SUPPLIED MATERIAL —
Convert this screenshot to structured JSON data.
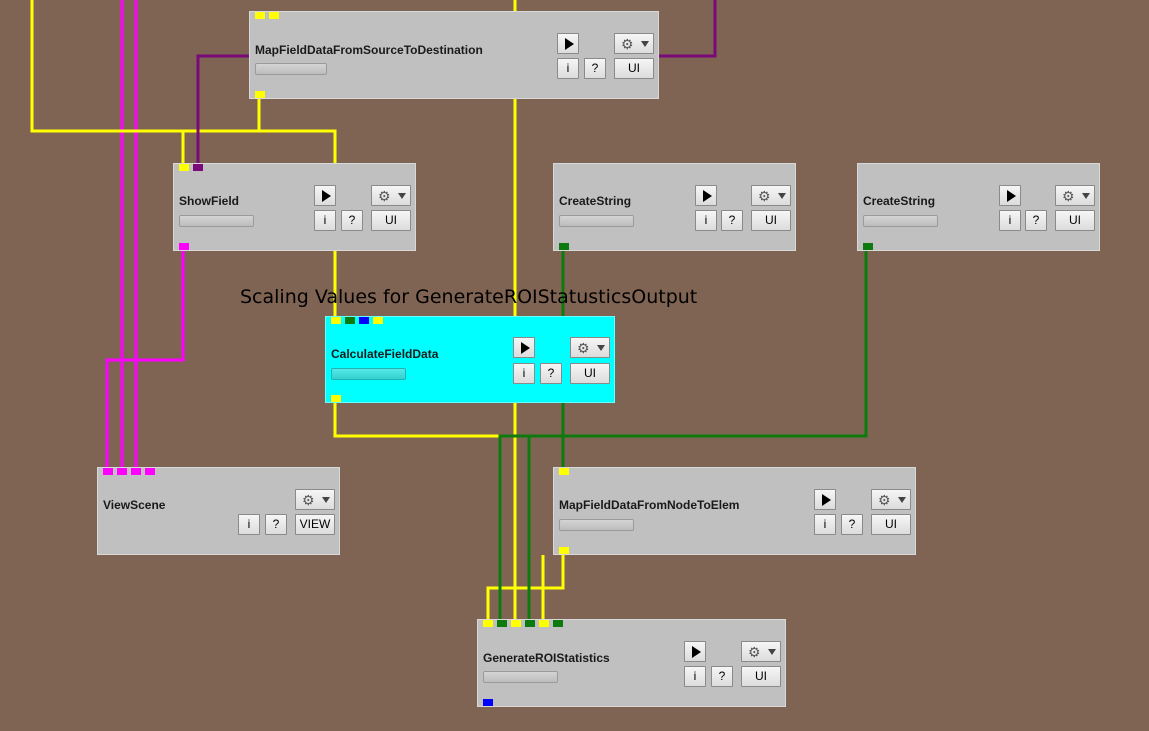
{
  "canvas": {
    "background": "#806453"
  },
  "note": {
    "text": "Scaling Values for GenerateROIStatusticsOutput"
  },
  "buttons": {
    "info": "i",
    "help": "?",
    "ui": "UI",
    "view": "VIEW",
    "execute_icon": "play-icon",
    "settings_icon": "gear-icon"
  },
  "modules": {
    "map_src_dst": {
      "title": "MapFieldDataFromSourceToDestination"
    },
    "show_field": {
      "title": "ShowField"
    },
    "create_string_1": {
      "title": "CreateString"
    },
    "create_string_2": {
      "title": "CreateString"
    },
    "calculate_field_data": {
      "title": "CalculateFieldData",
      "color": "#00ffff"
    },
    "view_scene": {
      "title": "ViewScene"
    },
    "map_node_elem": {
      "title": "MapFieldDataFromNodeToElem"
    },
    "generate_roi_stats": {
      "title": "GenerateROIStatistics"
    }
  },
  "wire_colors": {
    "field": "#ffff00",
    "geometry": "#ff00ff",
    "string": "#0c7a0c",
    "matrix": "#7a0a7a",
    "output": "#0000ff"
  }
}
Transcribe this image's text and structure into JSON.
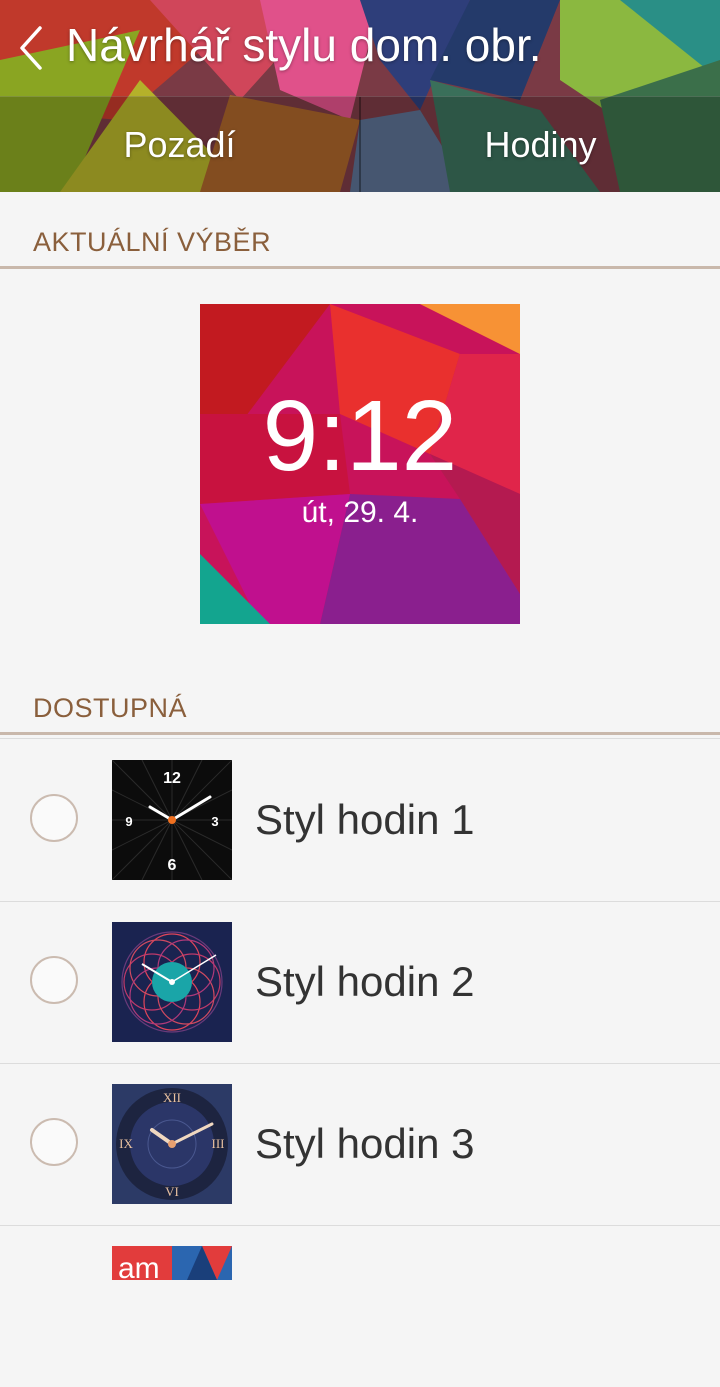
{
  "header": {
    "title": "Návrhář stylu dom. obr.",
    "back_icon": "chevron-left-icon"
  },
  "tabs": [
    {
      "label": "Pozadí"
    },
    {
      "label": "Hodiny"
    }
  ],
  "current_section": {
    "title": "AKTUÁLNÍ VÝBĚR",
    "preview_time": "9:12",
    "preview_date": "út, 29. 4."
  },
  "available_section": {
    "title": "DOSTUPNÁ",
    "items": [
      {
        "label": "Styl hodin 1",
        "selected": false,
        "dial_numbers": [
          "12",
          "3",
          "6",
          "9"
        ]
      },
      {
        "label": "Styl hodin 2",
        "selected": false
      },
      {
        "label": "Styl hodin 3",
        "selected": false,
        "dial_numbers": [
          "XII",
          "III",
          "VI",
          "IX"
        ]
      },
      {
        "thumb_text": "am"
      }
    ]
  }
}
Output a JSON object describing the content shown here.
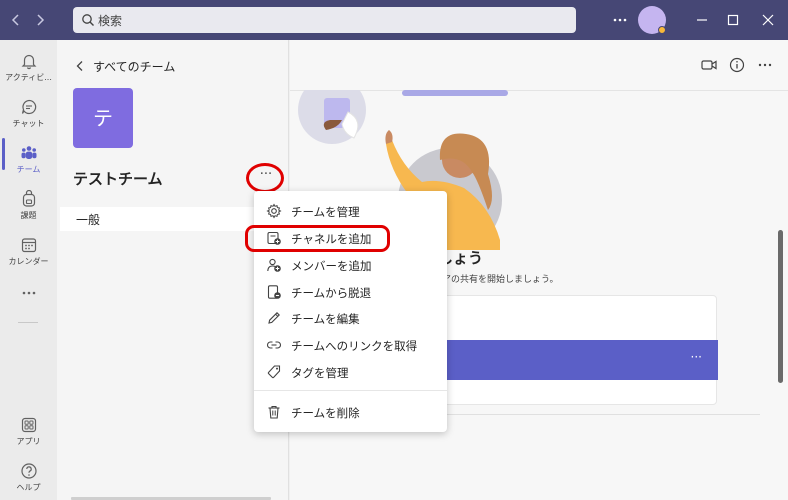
{
  "titlebar": {
    "search_placeholder": "検索",
    "more_label": "···"
  },
  "rail": {
    "items": [
      {
        "label": "アクティビ...",
        "icon": "bell-icon"
      },
      {
        "label": "チャット",
        "icon": "chat-icon"
      },
      {
        "label": "チーム",
        "icon": "teams-icon"
      },
      {
        "label": "課題",
        "icon": "backpack-icon"
      },
      {
        "label": "カレンダー",
        "icon": "calendar-icon"
      },
      {
        "label": "···",
        "icon": "more-icon"
      },
      {
        "label": "アプリ",
        "icon": "apps-icon"
      },
      {
        "label": "ヘルプ",
        "icon": "help-icon"
      }
    ],
    "active_index": 2
  },
  "panel": {
    "back_label": "すべてのチーム",
    "team_initial": "テ",
    "team_name": "テストチーム",
    "more_label": "···",
    "channels": [
      "一般"
    ]
  },
  "main": {
    "welcome_title": "しょう",
    "welcome_subtitle": "アの共有を開始しましょう。",
    "card_more": "···"
  },
  "menu": {
    "items": [
      {
        "label": "チームを管理",
        "icon": "gear-icon"
      },
      {
        "label": "チャネルを追加",
        "icon": "add-channel-icon"
      },
      {
        "label": "メンバーを追加",
        "icon": "add-member-icon"
      },
      {
        "label": "チームから脱退",
        "icon": "leave-icon"
      },
      {
        "label": "チームを編集",
        "icon": "pencil-icon"
      },
      {
        "label": "チームへのリンクを取得",
        "icon": "link-icon"
      },
      {
        "label": "タグを管理",
        "icon": "tag-icon"
      },
      {
        "label": "チームを削除",
        "icon": "trash-icon"
      }
    ]
  },
  "colors": {
    "titlebar": "#464775",
    "accent": "#5b5fc7",
    "team_tile": "#7f6ce0",
    "highlight": "#e00000"
  }
}
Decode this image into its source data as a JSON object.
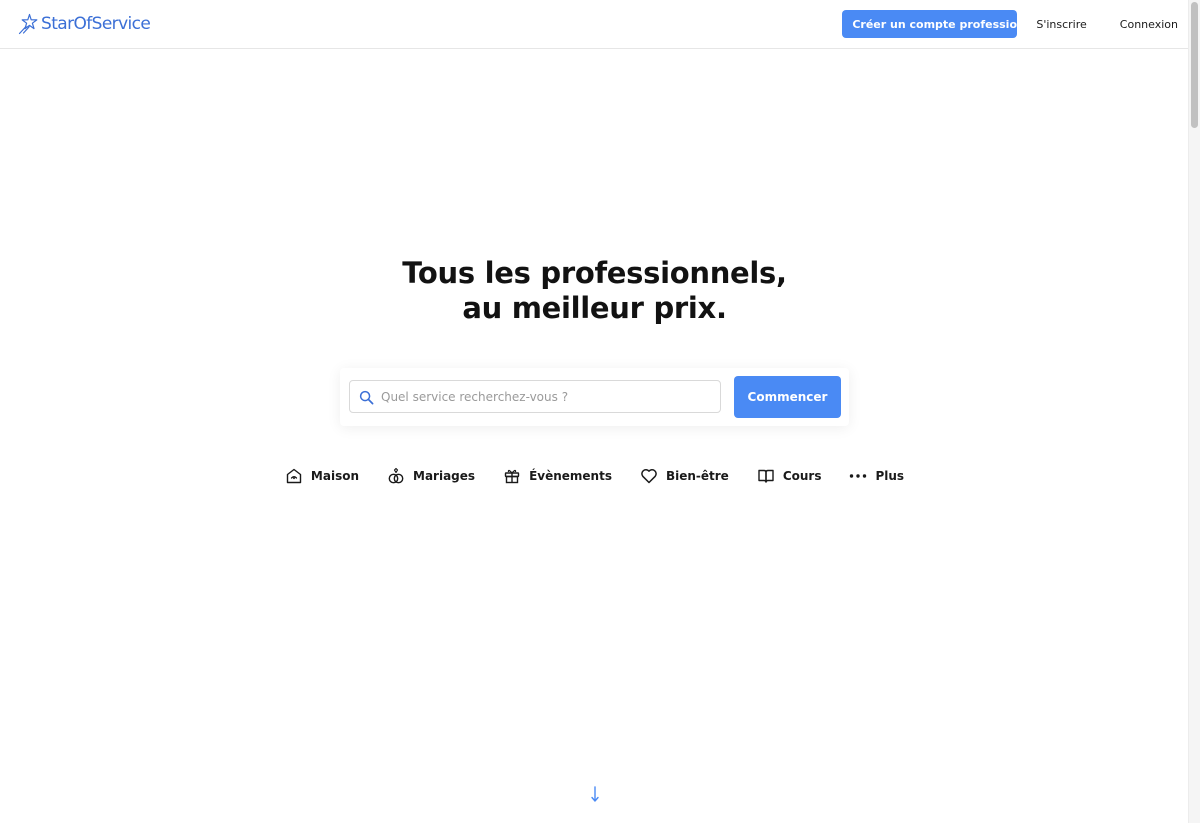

TASK DETAILS — Copy every entry exactly as written. Pictures are excluded.

CORRECT OUTPUT —
Convert this screenshot to structured JSON data.
{
  "canvas": {
    "background": "#806453"
  },
  "note": {
    "text": "Scaling Values for GenerateROIStatusticsOutput"
  },
  "buttons": {
    "info": "i",
    "help": "?",
    "ui": "UI",
    "view": "VIEW",
    "execute_icon": "play-icon",
    "settings_icon": "gear-icon"
  },
  "modules": {
    "map_src_dst": {
      "title": "MapFieldDataFromSourceToDestination"
    },
    "show_field": {
      "title": "ShowField"
    },
    "create_string_1": {
      "title": "CreateString"
    },
    "create_string_2": {
      "title": "CreateString"
    },
    "calculate_field_data": {
      "title": "CalculateFieldData",
      "color": "#00ffff"
    },
    "view_scene": {
      "title": "ViewScene"
    },
    "map_node_elem": {
      "title": "MapFieldDataFromNodeToElem"
    },
    "generate_roi_stats": {
      "title": "GenerateROIStatistics"
    }
  },
  "wire_colors": {
    "field": "#ffff00",
    "geometry": "#ff00ff",
    "string": "#0c7a0c",
    "matrix": "#7a0a7a",
    "output": "#0000ff"
  }
}
Transcribe this image's text and structure into JSON.
{
  "header": {
    "title": "Návrhář stylu dom. obr.",
    "back_icon": "chevron-left-icon"
  },
  "tabs": [
    {
      "label": "Pozadí"
    },
    {
      "label": "Hodiny"
    }
  ],
  "current_section": {
    "title": "AKTUÁLNÍ VÝBĚR",
    "preview_time": "9:12",
    "preview_date": "út, 29. 4."
  },
  "available_section": {
    "title": "DOSTUPNÁ",
    "items": [
      {
        "label": "Styl hodin 1",
        "selected": false,
        "dial_numbers": [
          "12",
          "3",
          "6",
          "9"
        ]
      },
      {
        "label": "Styl hodin 2",
        "selected": false
      },
      {
        "label": "Styl hodin 3",
        "selected": false,
        "dial_numbers": [
          "XII",
          "III",
          "VI",
          "IX"
        ]
      },
      {
        "thumb_text": "am"
      }
    ]
  }
}
Output a JSON object describing the content shown here.
{
  "titlebar": {
    "search_placeholder": "検索",
    "more_label": "···"
  },
  "rail": {
    "items": [
      {
        "label": "アクティビ...",
        "icon": "bell-icon"
      },
      {
        "label": "チャット",
        "icon": "chat-icon"
      },
      {
        "label": "チーム",
        "icon": "teams-icon"
      },
      {
        "label": "課題",
        "icon": "backpack-icon"
      },
      {
        "label": "カレンダー",
        "icon": "calendar-icon"
      },
      {
        "label": "···",
        "icon": "more-icon"
      },
      {
        "label": "アプリ",
        "icon": "apps-icon"
      },
      {
        "label": "ヘルプ",
        "icon": "help-icon"
      }
    ],
    "active_index": 2
  },
  "panel": {
    "back_label": "すべてのチーム",
    "team_initial": "テ",
    "team_name": "テストチーム",
    "more_label": "···",
    "channels": [
      "一般"
    ]
  },
  "main": {
    "welcome_title": "しょう",
    "welcome_subtitle": "アの共有を開始しましょう。",
    "card_more": "···"
  },
  "menu": {
    "items": [
      {
        "label": "チームを管理",
        "icon": "gear-icon"
      },
      {
        "label": "チャネルを追加",
        "icon": "add-channel-icon"
      },
      {
        "label": "メンバーを追加",
        "icon": "add-member-icon"
      },
      {
        "label": "チームから脱退",
        "icon": "leave-icon"
      },
      {
        "label": "チームを編集",
        "icon": "pencil-icon"
      },
      {
        "label": "チームへのリンクを取得",
        "icon": "link-icon"
      },
      {
        "label": "タグを管理",
        "icon": "tag-icon"
      },
      {
        "label": "チームを削除",
        "icon": "trash-icon"
      }
    ]
  },
  "colors": {
    "titlebar": "#464775",
    "accent": "#5b5fc7",
    "team_tile": "#7f6ce0",
    "highlight": "#e00000"
  }
}
Decode this image into its source data as a JSON object.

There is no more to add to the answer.